Figure record extracts
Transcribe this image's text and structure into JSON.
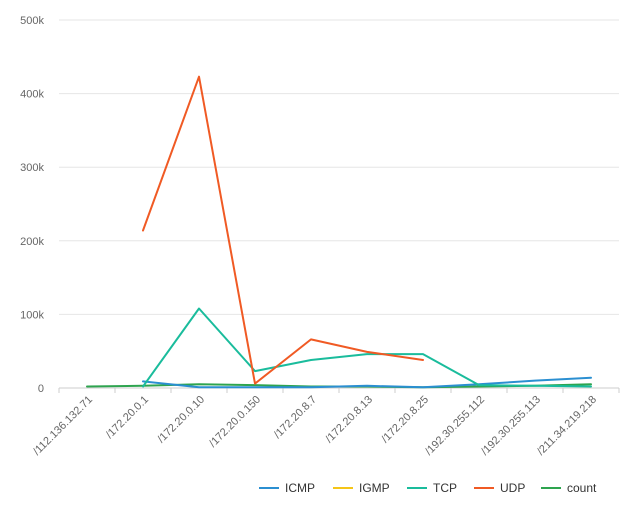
{
  "chart_data": {
    "type": "line",
    "title": "",
    "xlabel": "",
    "ylabel": "",
    "categories": [
      "/112.136.132.71",
      "/172.20.0.1",
      "/172.20.0.10",
      "/172.20.0.150",
      "/172.20.8.7",
      "/172.20.8.13",
      "/172.20.8.25",
      "/192.30.255.112",
      "/192.30.255.113",
      "/211.34.219.218"
    ],
    "ylim": [
      0,
      500000
    ],
    "yticks": [
      {
        "value": 0,
        "label": "0"
      },
      {
        "value": 100000,
        "label": "100k"
      },
      {
        "value": 200000,
        "label": "200k"
      },
      {
        "value": 300000,
        "label": "300k"
      },
      {
        "value": 400000,
        "label": "400k"
      },
      {
        "value": 500000,
        "label": "500k"
      }
    ],
    "grid": true,
    "legend_position": "bottom-right",
    "series": [
      {
        "name": "ICMP",
        "color": "#2b8fd1",
        "values": [
          null,
          9000,
          1000,
          1000,
          1000,
          3000,
          1000,
          5000,
          10000,
          14000
        ]
      },
      {
        "name": "IGMP",
        "color": "#f5c518",
        "values": [
          null,
          null,
          null,
          null,
          null,
          null,
          null,
          null,
          null,
          null
        ]
      },
      {
        "name": "TCP",
        "color": "#1abc9c",
        "values": [
          null,
          2000,
          108000,
          23000,
          38000,
          46000,
          46000,
          4000,
          3000,
          2000
        ]
      },
      {
        "name": "UDP",
        "color": "#f05a24",
        "values": [
          null,
          214000,
          423000,
          6000,
          66000,
          49000,
          38000,
          null,
          null,
          null
        ]
      },
      {
        "name": "count",
        "color": "#2ea44f",
        "values": [
          2000,
          3000,
          5000,
          4000,
          2000,
          2000,
          1000,
          2000,
          3000,
          5000
        ]
      }
    ]
  }
}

> [THE REQUEST]: Using the material above, retype each entry exactly and omit the pictures.

> [COMPLETE ANSWER]:
Transcribe this image's text and structure into JSON.
{
  "chart_data": {
    "type": "line",
    "title": "",
    "xlabel": "",
    "ylabel": "",
    "categories": [
      "/112.136.132.71",
      "/172.20.0.1",
      "/172.20.0.10",
      "/172.20.0.150",
      "/172.20.8.7",
      "/172.20.8.13",
      "/172.20.8.25",
      "/192.30.255.112",
      "/192.30.255.113",
      "/211.34.219.218"
    ],
    "ylim": [
      0,
      500000
    ],
    "yticks": [
      {
        "value": 0,
        "label": "0"
      },
      {
        "value": 100000,
        "label": "100k"
      },
      {
        "value": 200000,
        "label": "200k"
      },
      {
        "value": 300000,
        "label": "300k"
      },
      {
        "value": 400000,
        "label": "400k"
      },
      {
        "value": 500000,
        "label": "500k"
      }
    ],
    "grid": true,
    "legend_position": "bottom-right",
    "series": [
      {
        "name": "ICMP",
        "color": "#2b8fd1",
        "values": [
          null,
          9000,
          1000,
          1000,
          1000,
          3000,
          1000,
          5000,
          10000,
          14000
        ]
      },
      {
        "name": "IGMP",
        "color": "#f5c518",
        "values": [
          null,
          null,
          null,
          null,
          null,
          null,
          null,
          null,
          null,
          null
        ]
      },
      {
        "name": "TCP",
        "color": "#1abc9c",
        "values": [
          null,
          2000,
          108000,
          23000,
          38000,
          46000,
          46000,
          4000,
          3000,
          2000
        ]
      },
      {
        "name": "UDP",
        "color": "#f05a24",
        "values": [
          null,
          214000,
          423000,
          6000,
          66000,
          49000,
          38000,
          null,
          null,
          null
        ]
      },
      {
        "name": "count",
        "color": "#2ea44f",
        "values": [
          2000,
          3000,
          5000,
          4000,
          2000,
          2000,
          1000,
          2000,
          3000,
          5000
        ]
      }
    ]
  }
}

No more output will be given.